PROBLEM DETAILS:
Gather up every line from the entries below that uses the word "task".

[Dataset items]
* * * * * * * * *

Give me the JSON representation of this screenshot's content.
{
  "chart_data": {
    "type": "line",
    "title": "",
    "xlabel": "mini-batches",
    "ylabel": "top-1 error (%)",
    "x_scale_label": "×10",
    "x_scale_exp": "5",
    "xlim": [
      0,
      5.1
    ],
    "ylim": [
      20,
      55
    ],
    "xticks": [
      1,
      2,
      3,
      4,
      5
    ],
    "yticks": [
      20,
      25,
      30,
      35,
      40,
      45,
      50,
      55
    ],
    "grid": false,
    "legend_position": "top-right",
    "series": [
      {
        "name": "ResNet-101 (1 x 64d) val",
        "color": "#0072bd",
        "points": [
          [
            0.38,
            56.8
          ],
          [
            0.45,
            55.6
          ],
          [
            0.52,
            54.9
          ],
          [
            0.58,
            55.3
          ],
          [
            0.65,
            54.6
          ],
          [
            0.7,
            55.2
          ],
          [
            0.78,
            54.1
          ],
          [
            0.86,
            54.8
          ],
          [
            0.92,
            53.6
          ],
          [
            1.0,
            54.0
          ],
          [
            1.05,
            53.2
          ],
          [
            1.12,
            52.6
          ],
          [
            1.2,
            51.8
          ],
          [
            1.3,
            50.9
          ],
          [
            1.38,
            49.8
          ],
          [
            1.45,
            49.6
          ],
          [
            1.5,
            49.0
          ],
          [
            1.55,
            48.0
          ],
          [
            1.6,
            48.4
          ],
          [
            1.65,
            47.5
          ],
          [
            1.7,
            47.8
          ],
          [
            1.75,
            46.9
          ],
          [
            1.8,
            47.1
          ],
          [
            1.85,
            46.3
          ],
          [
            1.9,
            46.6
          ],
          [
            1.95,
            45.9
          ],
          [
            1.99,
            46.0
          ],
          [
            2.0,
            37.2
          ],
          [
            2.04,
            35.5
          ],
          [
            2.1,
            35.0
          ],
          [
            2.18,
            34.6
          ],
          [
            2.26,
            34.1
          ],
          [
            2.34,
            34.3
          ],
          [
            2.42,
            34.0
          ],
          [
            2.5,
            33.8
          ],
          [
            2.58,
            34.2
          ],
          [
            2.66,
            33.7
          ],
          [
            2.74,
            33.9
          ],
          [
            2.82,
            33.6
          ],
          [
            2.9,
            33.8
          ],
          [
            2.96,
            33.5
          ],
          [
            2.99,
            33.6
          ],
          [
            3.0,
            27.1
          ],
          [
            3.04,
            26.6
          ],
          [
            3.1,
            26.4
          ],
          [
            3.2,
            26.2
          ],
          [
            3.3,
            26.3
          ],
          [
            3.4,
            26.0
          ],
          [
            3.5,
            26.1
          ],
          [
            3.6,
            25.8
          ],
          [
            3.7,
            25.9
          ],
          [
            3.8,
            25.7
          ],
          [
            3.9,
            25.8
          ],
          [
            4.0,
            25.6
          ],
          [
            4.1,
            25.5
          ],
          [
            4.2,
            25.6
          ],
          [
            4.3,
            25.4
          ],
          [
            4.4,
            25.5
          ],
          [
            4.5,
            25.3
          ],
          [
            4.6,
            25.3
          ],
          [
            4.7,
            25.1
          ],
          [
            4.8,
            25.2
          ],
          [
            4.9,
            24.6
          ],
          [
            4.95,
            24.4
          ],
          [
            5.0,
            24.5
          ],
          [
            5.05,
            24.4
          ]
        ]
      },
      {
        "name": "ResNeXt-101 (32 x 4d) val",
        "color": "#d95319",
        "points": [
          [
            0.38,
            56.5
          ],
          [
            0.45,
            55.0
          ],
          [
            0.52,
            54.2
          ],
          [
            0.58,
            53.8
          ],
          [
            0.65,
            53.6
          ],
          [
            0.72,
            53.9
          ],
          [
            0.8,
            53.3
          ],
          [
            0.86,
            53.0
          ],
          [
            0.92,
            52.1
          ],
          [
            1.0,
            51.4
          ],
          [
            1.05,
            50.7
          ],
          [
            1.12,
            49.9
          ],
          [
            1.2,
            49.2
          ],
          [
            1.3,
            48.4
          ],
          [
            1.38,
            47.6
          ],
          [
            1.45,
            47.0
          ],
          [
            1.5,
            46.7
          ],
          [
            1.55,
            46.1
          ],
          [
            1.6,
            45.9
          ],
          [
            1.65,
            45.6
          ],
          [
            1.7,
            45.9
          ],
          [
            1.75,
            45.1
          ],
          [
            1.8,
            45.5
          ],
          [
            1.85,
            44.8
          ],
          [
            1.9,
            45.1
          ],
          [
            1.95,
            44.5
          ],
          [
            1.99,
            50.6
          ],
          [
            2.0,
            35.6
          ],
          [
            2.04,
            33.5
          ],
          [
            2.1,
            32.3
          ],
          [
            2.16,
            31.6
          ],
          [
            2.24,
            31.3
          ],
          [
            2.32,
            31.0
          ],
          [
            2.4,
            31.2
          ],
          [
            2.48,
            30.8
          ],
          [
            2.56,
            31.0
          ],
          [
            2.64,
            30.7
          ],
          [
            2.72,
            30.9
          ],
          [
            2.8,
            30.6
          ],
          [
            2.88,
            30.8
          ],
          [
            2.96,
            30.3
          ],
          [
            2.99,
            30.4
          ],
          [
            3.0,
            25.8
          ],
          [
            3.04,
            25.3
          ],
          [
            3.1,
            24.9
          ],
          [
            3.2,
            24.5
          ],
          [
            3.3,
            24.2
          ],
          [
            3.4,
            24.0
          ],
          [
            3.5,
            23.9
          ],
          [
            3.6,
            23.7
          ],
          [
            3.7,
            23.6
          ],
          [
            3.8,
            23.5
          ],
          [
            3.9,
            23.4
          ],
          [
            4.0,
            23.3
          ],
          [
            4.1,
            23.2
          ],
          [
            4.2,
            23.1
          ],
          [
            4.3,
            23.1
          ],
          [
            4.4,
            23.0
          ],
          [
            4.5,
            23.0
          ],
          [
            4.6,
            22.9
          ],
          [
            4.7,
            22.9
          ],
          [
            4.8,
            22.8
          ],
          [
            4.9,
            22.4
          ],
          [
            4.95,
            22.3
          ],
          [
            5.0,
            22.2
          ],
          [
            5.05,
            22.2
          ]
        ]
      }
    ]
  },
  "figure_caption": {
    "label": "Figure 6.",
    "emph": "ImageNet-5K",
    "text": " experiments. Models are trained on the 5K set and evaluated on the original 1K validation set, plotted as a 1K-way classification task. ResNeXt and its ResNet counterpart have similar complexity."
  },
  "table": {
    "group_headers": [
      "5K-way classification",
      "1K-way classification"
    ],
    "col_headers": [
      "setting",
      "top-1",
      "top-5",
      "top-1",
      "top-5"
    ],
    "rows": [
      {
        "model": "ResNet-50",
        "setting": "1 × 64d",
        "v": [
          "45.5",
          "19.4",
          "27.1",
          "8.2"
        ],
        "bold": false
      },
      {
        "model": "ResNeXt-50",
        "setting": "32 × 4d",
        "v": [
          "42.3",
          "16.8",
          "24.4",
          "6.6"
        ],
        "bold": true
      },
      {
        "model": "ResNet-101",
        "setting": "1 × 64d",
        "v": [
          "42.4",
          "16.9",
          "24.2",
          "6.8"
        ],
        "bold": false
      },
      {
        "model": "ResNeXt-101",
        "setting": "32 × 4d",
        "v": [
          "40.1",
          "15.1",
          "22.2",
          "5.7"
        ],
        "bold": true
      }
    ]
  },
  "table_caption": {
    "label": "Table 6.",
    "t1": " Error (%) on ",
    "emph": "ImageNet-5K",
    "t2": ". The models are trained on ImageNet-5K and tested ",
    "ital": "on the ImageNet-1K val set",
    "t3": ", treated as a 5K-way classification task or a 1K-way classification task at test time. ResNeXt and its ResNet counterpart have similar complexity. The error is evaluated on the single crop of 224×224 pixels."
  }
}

* * * * * * * * *

ANSWER TO THE EXERCISE:
    "text": " experiments. Models are trained on the 5K set and evaluated on the original 1K validation set, plotted as a 1K-way classification task. ResNeXt and its ResNet counterpart have similar complexity."
    "t3": ", treated as a 5K-way classification task or a 1K-way classification task at test time. ResNeXt and its ResNet counterpart have similar complexity. The error is evaluated on the single crop of 224×224 pixels."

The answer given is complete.